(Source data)
■ ■ ■ ■ ■

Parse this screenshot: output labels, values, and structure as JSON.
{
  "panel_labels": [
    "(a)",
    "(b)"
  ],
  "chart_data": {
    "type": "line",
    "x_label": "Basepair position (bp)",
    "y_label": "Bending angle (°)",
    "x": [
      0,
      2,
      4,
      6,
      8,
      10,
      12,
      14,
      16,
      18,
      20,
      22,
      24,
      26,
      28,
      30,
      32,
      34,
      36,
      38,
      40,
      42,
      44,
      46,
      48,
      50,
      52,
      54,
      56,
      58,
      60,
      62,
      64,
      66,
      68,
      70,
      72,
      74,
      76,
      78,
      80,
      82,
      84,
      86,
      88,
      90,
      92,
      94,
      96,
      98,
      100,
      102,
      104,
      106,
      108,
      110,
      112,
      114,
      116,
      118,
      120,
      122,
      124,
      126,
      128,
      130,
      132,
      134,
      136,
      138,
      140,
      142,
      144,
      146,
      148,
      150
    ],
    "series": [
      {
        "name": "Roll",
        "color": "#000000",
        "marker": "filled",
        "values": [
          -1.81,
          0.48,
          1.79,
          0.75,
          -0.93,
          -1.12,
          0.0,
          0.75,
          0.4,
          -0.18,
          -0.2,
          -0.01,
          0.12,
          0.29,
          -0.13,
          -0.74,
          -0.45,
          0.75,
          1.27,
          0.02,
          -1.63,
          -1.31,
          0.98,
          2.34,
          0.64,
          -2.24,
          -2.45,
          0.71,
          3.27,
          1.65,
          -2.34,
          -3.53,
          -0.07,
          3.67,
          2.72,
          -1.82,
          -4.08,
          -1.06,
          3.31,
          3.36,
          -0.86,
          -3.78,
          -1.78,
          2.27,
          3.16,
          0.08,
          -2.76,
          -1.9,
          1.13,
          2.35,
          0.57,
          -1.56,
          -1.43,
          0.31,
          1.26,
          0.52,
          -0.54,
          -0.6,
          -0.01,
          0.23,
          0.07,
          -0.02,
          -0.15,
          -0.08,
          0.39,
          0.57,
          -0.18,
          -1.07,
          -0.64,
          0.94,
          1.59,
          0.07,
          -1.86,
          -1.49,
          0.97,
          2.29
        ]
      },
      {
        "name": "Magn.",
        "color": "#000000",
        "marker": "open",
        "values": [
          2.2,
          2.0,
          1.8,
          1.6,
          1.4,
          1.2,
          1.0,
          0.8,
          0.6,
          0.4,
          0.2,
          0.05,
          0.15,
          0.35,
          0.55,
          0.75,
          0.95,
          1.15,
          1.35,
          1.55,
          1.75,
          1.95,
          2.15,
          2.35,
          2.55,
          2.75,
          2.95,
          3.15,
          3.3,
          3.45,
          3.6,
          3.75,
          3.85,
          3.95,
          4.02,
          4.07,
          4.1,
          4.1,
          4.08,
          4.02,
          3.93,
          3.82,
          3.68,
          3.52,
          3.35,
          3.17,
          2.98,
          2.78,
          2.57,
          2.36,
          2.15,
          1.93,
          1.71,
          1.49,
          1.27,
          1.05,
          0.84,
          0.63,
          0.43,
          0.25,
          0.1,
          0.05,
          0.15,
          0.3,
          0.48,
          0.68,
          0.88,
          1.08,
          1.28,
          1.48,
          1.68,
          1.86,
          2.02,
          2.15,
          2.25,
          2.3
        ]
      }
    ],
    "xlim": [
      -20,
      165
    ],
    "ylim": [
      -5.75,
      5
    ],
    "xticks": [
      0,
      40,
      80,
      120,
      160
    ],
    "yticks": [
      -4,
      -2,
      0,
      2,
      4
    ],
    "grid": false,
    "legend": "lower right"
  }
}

■ ■ ■ ■ ■

Aim
Return all of the entries exactly as written.

Output below
Parse this screenshot: output labels, values, and structure as JSON.
{
  "panel_labels": [
    "(a)",
    "(b)"
  ],
  "chart_data": {
    "type": "line",
    "x_label": "Basepair position (bp)",
    "y_label": "Bending angle (°)",
    "x": [
      0,
      2,
      4,
      6,
      8,
      10,
      12,
      14,
      16,
      18,
      20,
      22,
      24,
      26,
      28,
      30,
      32,
      34,
      36,
      38,
      40,
      42,
      44,
      46,
      48,
      50,
      52,
      54,
      56,
      58,
      60,
      62,
      64,
      66,
      68,
      70,
      72,
      74,
      76,
      78,
      80,
      82,
      84,
      86,
      88,
      90,
      92,
      94,
      96,
      98,
      100,
      102,
      104,
      106,
      108,
      110,
      112,
      114,
      116,
      118,
      120,
      122,
      124,
      126,
      128,
      130,
      132,
      134,
      136,
      138,
      140,
      142,
      144,
      146,
      148,
      150
    ],
    "series": [
      {
        "name": "Roll",
        "color": "#000000",
        "marker": "filled",
        "values": [
          -1.81,
          0.48,
          1.79,
          0.75,
          -0.93,
          -1.12,
          0.0,
          0.75,
          0.4,
          -0.18,
          -0.2,
          -0.01,
          0.12,
          0.29,
          -0.13,
          -0.74,
          -0.45,
          0.75,
          1.27,
          0.02,
          -1.63,
          -1.31,
          0.98,
          2.34,
          0.64,
          -2.24,
          -2.45,
          0.71,
          3.27,
          1.65,
          -2.34,
          -3.53,
          -0.07,
          3.67,
          2.72,
          -1.82,
          -4.08,
          -1.06,
          3.31,
          3.36,
          -0.86,
          -3.78,
          -1.78,
          2.27,
          3.16,
          0.08,
          -2.76,
          -1.9,
          1.13,
          2.35,
          0.57,
          -1.56,
          -1.43,
          0.31,
          1.26,
          0.52,
          -0.54,
          -0.6,
          -0.01,
          0.23,
          0.07,
          -0.02,
          -0.15,
          -0.08,
          0.39,
          0.57,
          -0.18,
          -1.07,
          -0.64,
          0.94,
          1.59,
          0.07,
          -1.86,
          -1.49,
          0.97,
          2.29
        ]
      },
      {
        "name": "Magn.",
        "color": "#000000",
        "marker": "open",
        "values": [
          2.2,
          2.0,
          1.8,
          1.6,
          1.4,
          1.2,
          1.0,
          0.8,
          0.6,
          0.4,
          0.2,
          0.05,
          0.15,
          0.35,
          0.55,
          0.75,
          0.95,
          1.15,
          1.35,
          1.55,
          1.75,
          1.95,
          2.15,
          2.35,
          2.55,
          2.75,
          2.95,
          3.15,
          3.3,
          3.45,
          3.6,
          3.75,
          3.85,
          3.95,
          4.02,
          4.07,
          4.1,
          4.1,
          4.08,
          4.02,
          3.93,
          3.82,
          3.68,
          3.52,
          3.35,
          3.17,
          2.98,
          2.78,
          2.57,
          2.36,
          2.15,
          1.93,
          1.71,
          1.49,
          1.27,
          1.05,
          0.84,
          0.63,
          0.43,
          0.25,
          0.1,
          0.05,
          0.15,
          0.3,
          0.48,
          0.68,
          0.88,
          1.08,
          1.28,
          1.48,
          1.68,
          1.86,
          2.02,
          2.15,
          2.25,
          2.3
        ]
      }
    ],
    "xlim": [
      -20,
      165
    ],
    "ylim": [
      -5.75,
      5
    ],
    "xticks": [
      0,
      40,
      80,
      120,
      160
    ],
    "yticks": [
      -4,
      -2,
      0,
      2,
      4
    ],
    "grid": false,
    "legend": "lower right"
  }
}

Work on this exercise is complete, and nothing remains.